We do not provide the fit index you mention. I don't think you will be helped by modification indices. Try TECH10 where univariate and bivariate fit is shown.
 sailor cai posted on Sunday, September 25, 2011 - 5:36 pm
Dear Dr Muthens,I would like to ask two questions:

Background information: I am looking at the predicting effects of three IVs (2 dichotomous +1 polytoumous) on one DV (dichotomous). My planned analytical steps: 1) using IRT models to transform values in the whole response matrix(3 IVs + 1DV) into probability values; 2) conducting EFA,CFA,and SEM based on product-moment approach. My questions are:

1. Does Mplus directly provide transformed values for my Step 1 analysis? How to obtain them? Or any other recommendations?

2. If I am to use plausible values before running EFA&CFA&SEM,does this mean I should obtain plausible values before IRT calibrating or do it after my Step 1 analysis? Further, if plausible values are to be used, at least how many sets of data will be acceptable for Mplus practioners? For 5 seems to be too many for my case.

It would be also much appreciated if you can recommend works using IRT and SEM in combination.

Thanks in advance!
 Linda K. Muthen posted on Monday, September 26, 2011 - 8:47 am
I'm not clear on how IRT is involved here. It sounds like all of your variables are observed.
 sailor cai posted on Tuesday, September 27, 2011 - 6:18 am
Yes, I have 117 observed indicators in my whole dataset. But to directly put them all together into a full model seems to make things too complicated.

It seems using composite variables would make things easier. I am wondering whether it is appropriate to weigh each observed variable with the IRT discriminality parameters before grouping them.

So my question is reduced to one: Does Mplus provide transformed response matrix based on IRT discriminality parameters? Or, the matrix with each item response vector multipled by its corresponding IRT discriminality value?
 Linda K. Muthen posted on Tuesday, September 27, 2011 - 9:30 am
It sounds like you have about 40 indicators for each of three factors. I would use IRT scores in this case. See the FSCORES option of the SAVEDATA command.
 sailor cai posted on Monday, October 03, 2011 - 1:48 am
Yes, I have about from 20 to 35 indicators for each of the four latent variables(second order). I would try the FSCORES.

Many thanks!
 Leslie Rutkowski posted on Wednesday, October 12, 2011 - 2:02 pm
Apologies if this is an overly simple question. I am interested in fitting a 2-level IRT model where item responses (L1) are nested within individuals (L2). I’m stuck on setting up the data in a way that will be correctly analyzed. So, my current thinking is that the data should be assembled such that item responses are in 1 column vector stacked for all examinees. So, for a 3 item test taken by 10 examinees, my data would be 30 rows long. In de Boeck & Wilson (2007), the authors augment the data matrix with an identity matrix to facilitate model specification. Accordingly, the three item (i=1,2,3) 10 person (j = 1,..10) case would be specified something like

F1 by ITEM*i1 ITEM*i2 ITEM*i3

Where ITEM corresponds to the column vector of item responses and i(i) =1 when row_ji = i and 0 otherwise.

INFORMATION SUPPLIED —
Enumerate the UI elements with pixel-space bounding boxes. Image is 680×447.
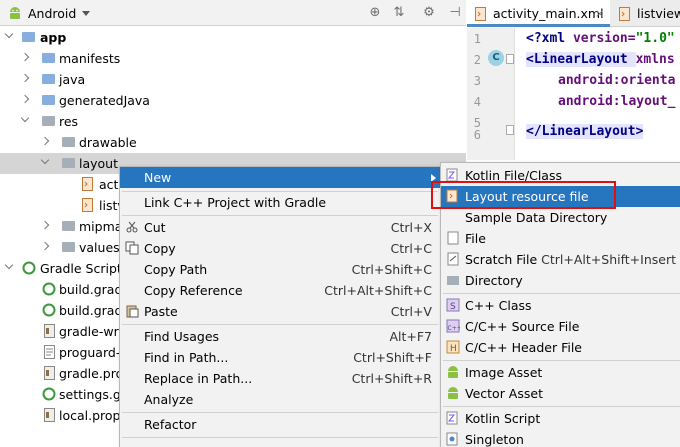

TASK DESCRIPTION — In the forum thread on Mplus and IRT, which option does Linda K. Muthen point to for getting IRT scores?

TASK OUTPUT — The FSCORES option of the SAVEDATA command.